What is being asked: Every record should be written out exactly, with the pictures left out.

Stored data:
========

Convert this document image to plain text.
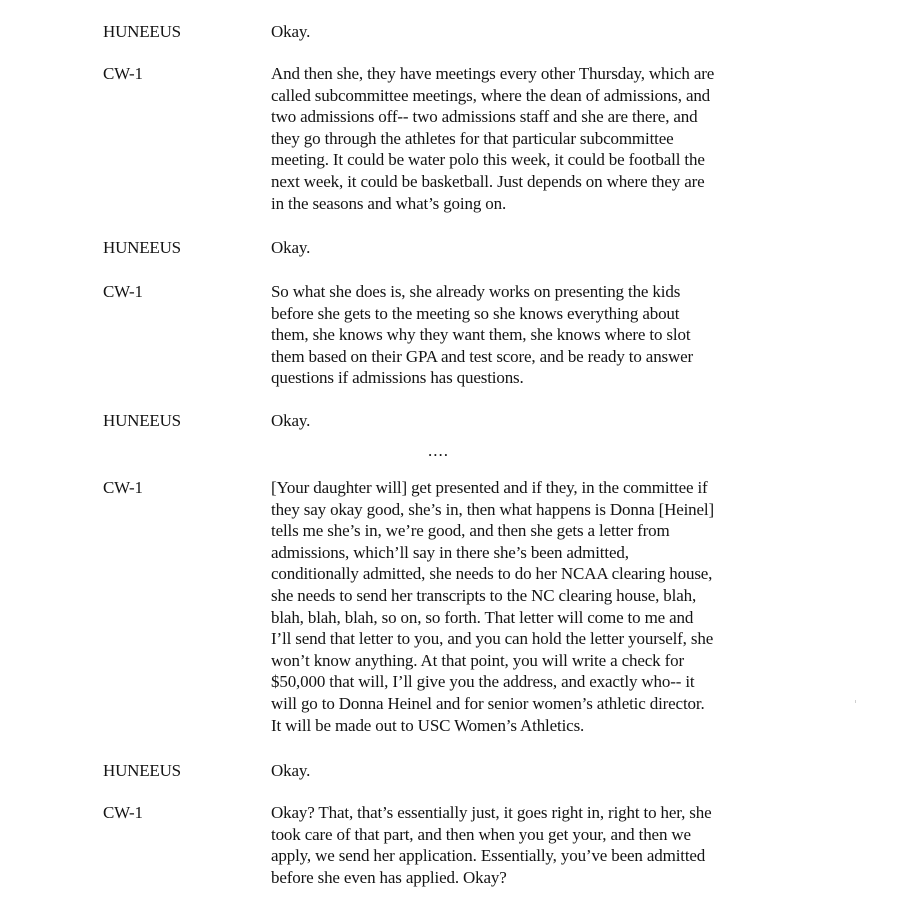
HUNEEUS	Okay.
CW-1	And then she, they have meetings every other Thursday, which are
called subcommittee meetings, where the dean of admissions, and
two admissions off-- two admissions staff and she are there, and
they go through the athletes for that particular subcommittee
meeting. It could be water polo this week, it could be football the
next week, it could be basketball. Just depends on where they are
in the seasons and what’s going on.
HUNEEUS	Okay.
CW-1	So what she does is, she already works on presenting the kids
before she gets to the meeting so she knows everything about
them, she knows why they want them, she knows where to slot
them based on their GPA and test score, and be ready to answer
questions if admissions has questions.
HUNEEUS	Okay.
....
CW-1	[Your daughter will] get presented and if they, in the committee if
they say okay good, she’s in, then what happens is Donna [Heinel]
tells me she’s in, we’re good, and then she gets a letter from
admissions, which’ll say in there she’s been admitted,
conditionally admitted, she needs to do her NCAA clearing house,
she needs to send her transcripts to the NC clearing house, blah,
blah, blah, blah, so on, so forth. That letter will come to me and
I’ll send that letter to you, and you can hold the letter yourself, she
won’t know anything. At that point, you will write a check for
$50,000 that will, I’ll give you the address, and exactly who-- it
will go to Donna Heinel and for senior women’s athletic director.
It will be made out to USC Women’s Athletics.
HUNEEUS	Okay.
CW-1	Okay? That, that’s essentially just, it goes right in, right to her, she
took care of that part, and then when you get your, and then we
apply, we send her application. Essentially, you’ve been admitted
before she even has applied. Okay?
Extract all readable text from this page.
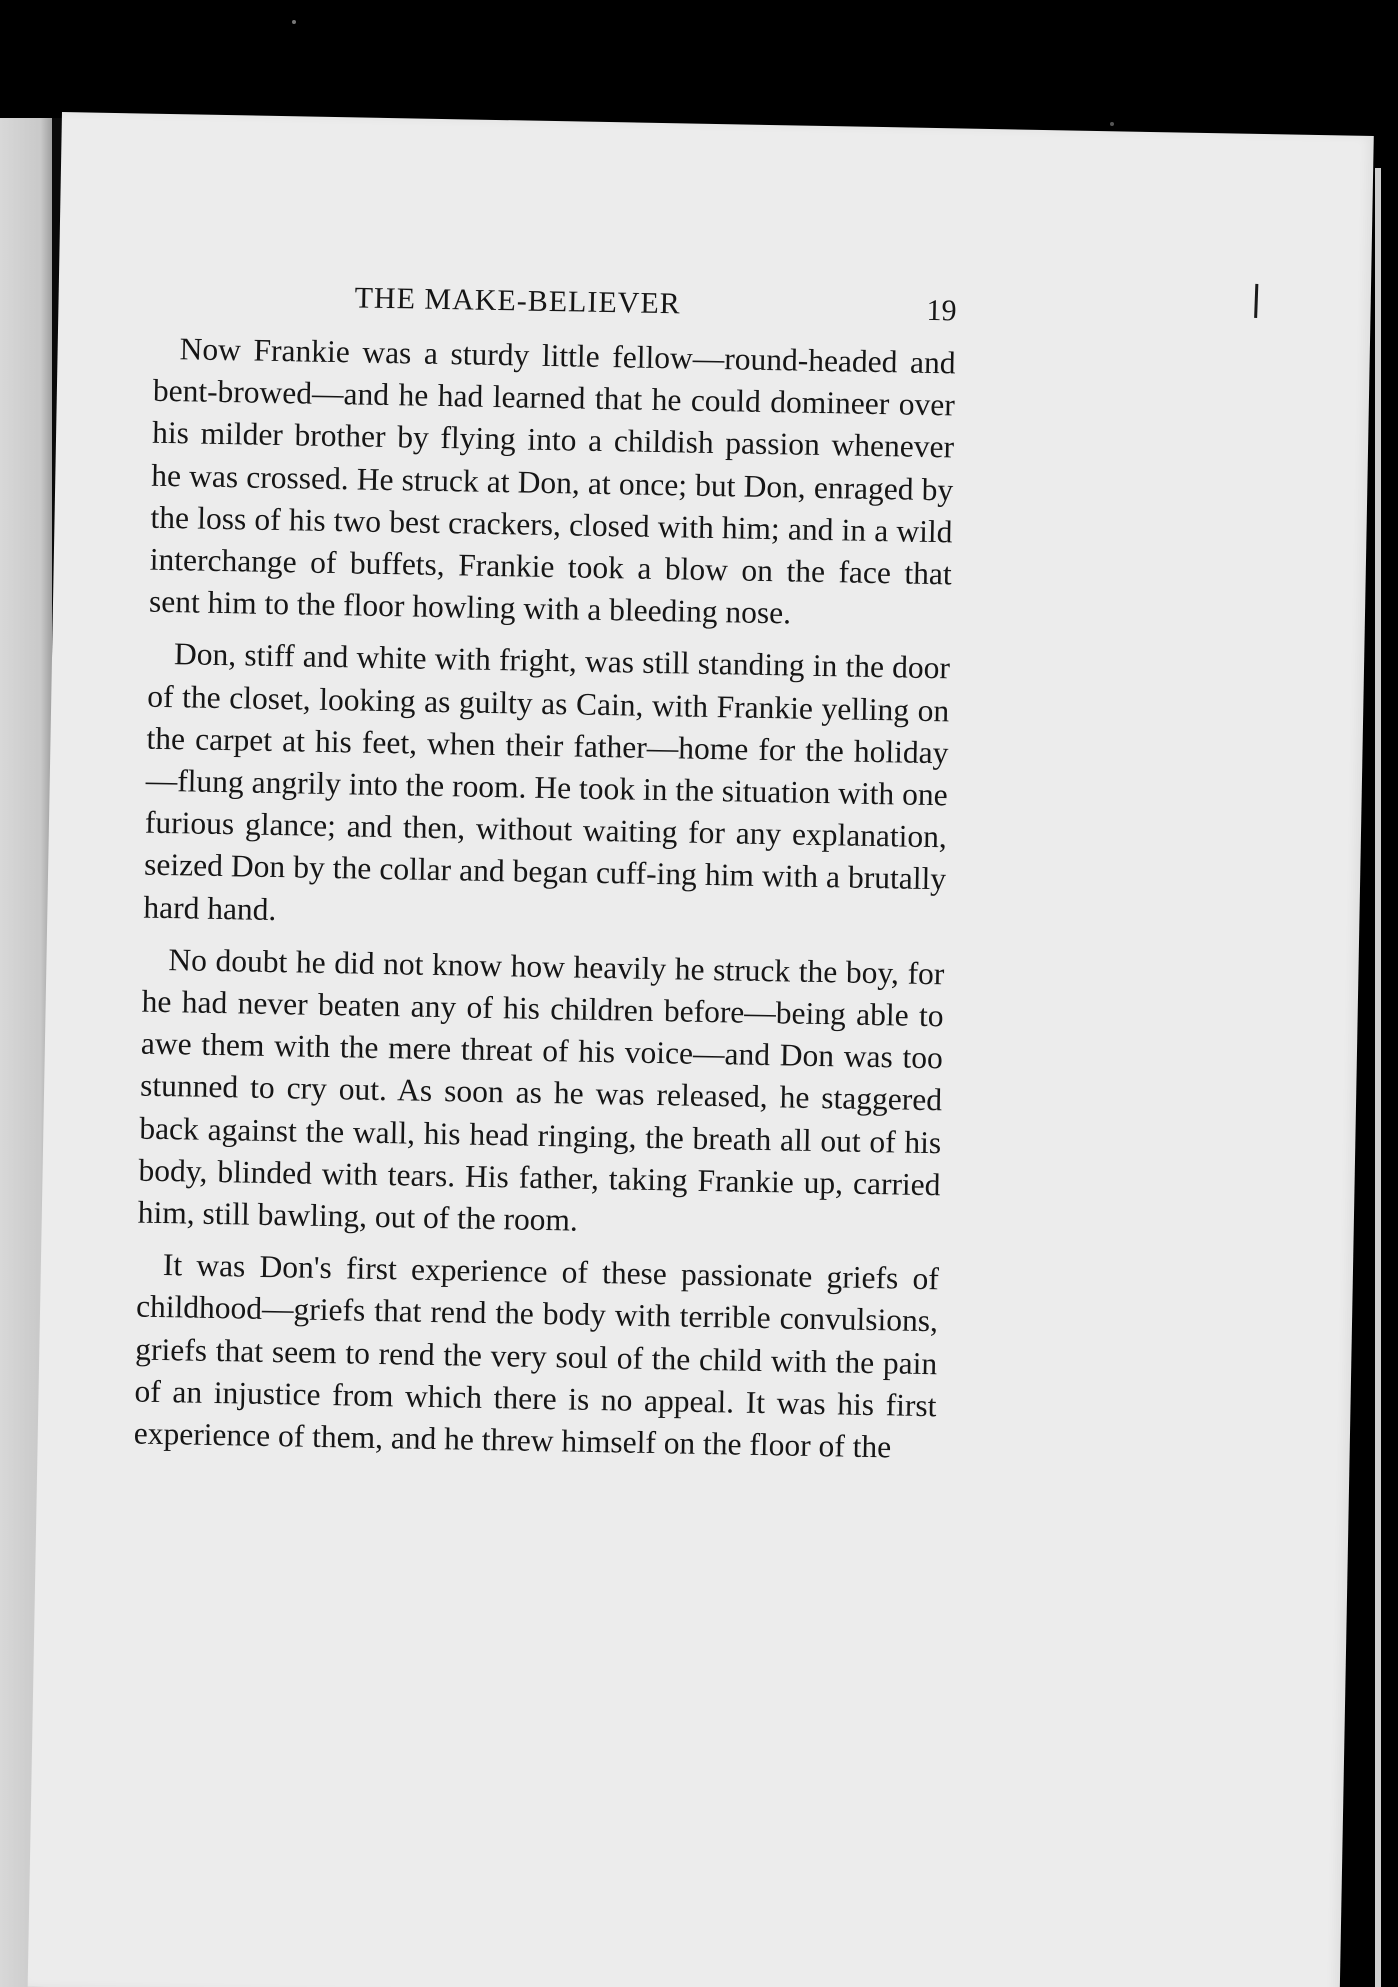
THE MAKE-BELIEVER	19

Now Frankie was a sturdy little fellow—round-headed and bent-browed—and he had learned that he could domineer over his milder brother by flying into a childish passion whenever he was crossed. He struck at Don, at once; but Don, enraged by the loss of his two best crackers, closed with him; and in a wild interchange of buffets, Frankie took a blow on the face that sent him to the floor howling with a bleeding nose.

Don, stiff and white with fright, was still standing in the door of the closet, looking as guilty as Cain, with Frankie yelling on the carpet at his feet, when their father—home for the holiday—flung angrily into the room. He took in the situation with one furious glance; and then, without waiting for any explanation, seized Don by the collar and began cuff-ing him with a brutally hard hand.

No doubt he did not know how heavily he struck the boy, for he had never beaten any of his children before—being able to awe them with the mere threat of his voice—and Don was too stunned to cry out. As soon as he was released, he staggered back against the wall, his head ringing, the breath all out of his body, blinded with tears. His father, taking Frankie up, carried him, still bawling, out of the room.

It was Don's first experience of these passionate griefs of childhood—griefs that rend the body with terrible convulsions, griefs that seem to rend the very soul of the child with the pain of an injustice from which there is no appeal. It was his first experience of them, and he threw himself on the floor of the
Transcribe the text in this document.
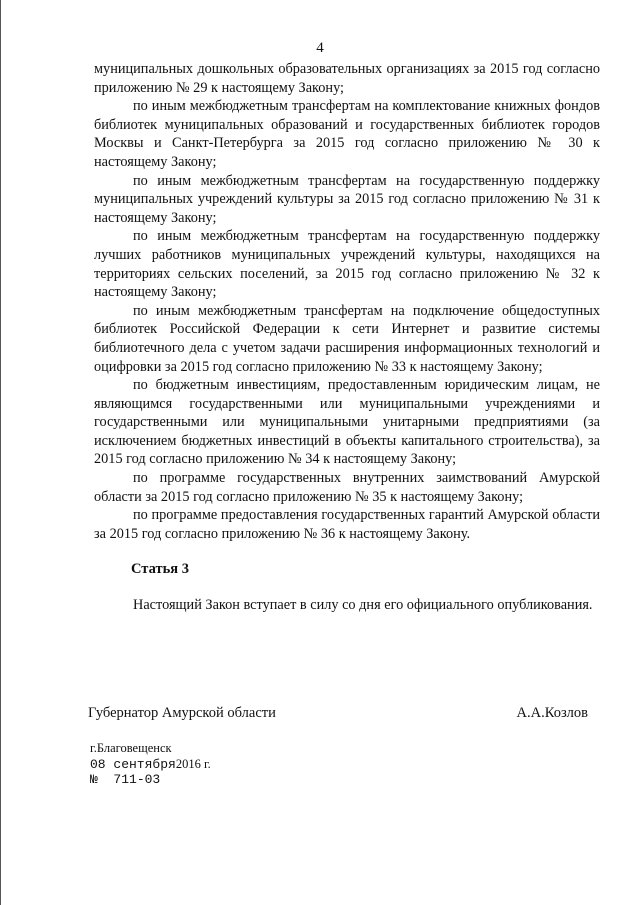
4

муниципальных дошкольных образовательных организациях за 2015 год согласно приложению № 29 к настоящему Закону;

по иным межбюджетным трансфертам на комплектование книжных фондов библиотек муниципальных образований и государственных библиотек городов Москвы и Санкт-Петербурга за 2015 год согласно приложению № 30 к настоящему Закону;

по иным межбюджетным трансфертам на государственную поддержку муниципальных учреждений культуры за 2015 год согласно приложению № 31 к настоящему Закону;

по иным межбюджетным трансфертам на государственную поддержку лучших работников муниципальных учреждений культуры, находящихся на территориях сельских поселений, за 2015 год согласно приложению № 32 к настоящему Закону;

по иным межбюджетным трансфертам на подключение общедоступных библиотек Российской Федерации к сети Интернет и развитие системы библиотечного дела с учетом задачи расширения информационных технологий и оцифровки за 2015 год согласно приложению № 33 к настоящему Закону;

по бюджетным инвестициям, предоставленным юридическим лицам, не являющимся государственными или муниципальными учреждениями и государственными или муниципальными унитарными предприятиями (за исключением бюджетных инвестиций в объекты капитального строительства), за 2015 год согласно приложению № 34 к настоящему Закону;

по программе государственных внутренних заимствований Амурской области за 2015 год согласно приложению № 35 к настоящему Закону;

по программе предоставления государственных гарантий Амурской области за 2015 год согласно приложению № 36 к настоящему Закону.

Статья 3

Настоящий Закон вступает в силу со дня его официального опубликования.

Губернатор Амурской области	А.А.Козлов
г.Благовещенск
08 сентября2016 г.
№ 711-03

========

Worked answer:
Convert this document image to plain text.
HUNEEUS	Okay.
CW-1	And then she, they have meetings every other Thursday, which are
called subcommittee meetings, where the dean of admissions, and
two admissions off-- two admissions staff and she are there, and
they go through the athletes for that particular subcommittee
meeting. It could be water polo this week, it could be football the
next week, it could be basketball. Just depends on where they are
in the seasons and what’s going on.
HUNEEUS	Okay.
CW-1	So what she does is, she already works on presenting the kids
before she gets to the meeting so she knows everything about
them, she knows why they want them, she knows where to slot
them based on their GPA and test score, and be ready to answer
questions if admissions has questions.
HUNEEUS	Okay.
....
CW-1	[Your daughter will] get presented and if they, in the committee if
they say okay good, she’s in, then what happens is Donna [Heinel]
tells me she’s in, we’re good, and then she gets a letter from
admissions, which’ll say in there she’s been admitted,
conditionally admitted, she needs to do her NCAA clearing house,
she needs to send her transcripts to the NC clearing house, blah,
blah, blah, blah, so on, so forth. That letter will come to me and
I’ll send that letter to you, and you can hold the letter yourself, she
won’t know anything. At that point, you will write a check for
$50,000 that will, I’ll give you the address, and exactly who-- it
will go to Donna Heinel and for senior women’s athletic director.
It will be made out to USC Women’s Athletics.
HUNEEUS	Okay.
CW-1	Okay? That, that’s essentially just, it goes right in, right to her, she
took care of that part, and then when you get your, and then we
apply, we send her application. Essentially, you’ve been admitted
before she even has applied. Okay?
Extract all readable text from this page.
THE MAKE-BELIEVER	19

Now Frankie was a sturdy little fellow—round-headed and bent-browed—and he had learned that he could domineer over his milder brother by flying into a childish passion whenever he was crossed. He struck at Don, at once; but Don, enraged by the loss of his two best crackers, closed with him; and in a wild interchange of buffets, Frankie took a blow on the face that sent him to the floor howling with a bleeding nose.

Don, stiff and white with fright, was still standing in the door of the closet, looking as guilty as Cain, with Frankie yelling on the carpet at his feet, when their father—home for the holiday—flung angrily into the room. He took in the situation with one furious glance; and then, without waiting for any explanation, seized Don by the collar and began cuff-ing him with a brutally hard hand.

No doubt he did not know how heavily he struck the boy, for he had never beaten any of his children before—being able to awe them with the mere threat of his voice—and Don was too stunned to cry out. As soon as he was released, he staggered back against the wall, his head ringing, the breath all out of his body, blinded with tears. His father, taking Frankie up, carried him, still bawling, out of the room.

It was Don's first experience of these passionate griefs of childhood—griefs that rend the body with terrible convulsions, griefs that seem to rend the very soul of the child with the pain of an injustice from which there is no appeal. It was his first experience of them, and he threw himself on the floor of the
Transcribe the text in this document.
4

муниципальных дошкольных образовательных организациях за 2015 год согласно приложению № 29 к настоящему Закону;

по иным межбюджетным трансфертам на комплектование книжных фондов библиотек муниципальных образований и государственных библиотек городов Москвы и Санкт-Петербурга за 2015 год согласно приложению № 30 к настоящему Закону;

по иным межбюджетным трансфертам на государственную поддержку муниципальных учреждений культуры за 2015 год согласно приложению № 31 к настоящему Закону;

по иным межбюджетным трансфертам на государственную поддержку лучших работников муниципальных учреждений культуры, находящихся на территориях сельских поселений, за 2015 год согласно приложению № 32 к настоящему Закону;

по иным межбюджетным трансфертам на подключение общедоступных библиотек Российской Федерации к сети Интернет и развитие системы библиотечного дела с учетом задачи расширения информационных технологий и оцифровки за 2015 год согласно приложению № 33 к настоящему Закону;

по бюджетным инвестициям, предоставленным юридическим лицам, не являющимся государственными или муниципальными учреждениями и государственными или муниципальными унитарными предприятиями (за исключением бюджетных инвестиций в объекты капитального строительства), за 2015 год согласно приложению № 34 к настоящему Закону;

по программе государственных внутренних заимствований Амурской области за 2015 год согласно приложению № 35 к настоящему Закону;

по программе предоставления государственных гарантий Амурской области за 2015 год согласно приложению № 36 к настоящему Закону.

Статья 3

Настоящий Закон вступает в силу со дня его официального опубликования.

Губернатор Амурской области	А.А.Козлов
г.Благовещенск
08 сентября2016 г.
№ 711-03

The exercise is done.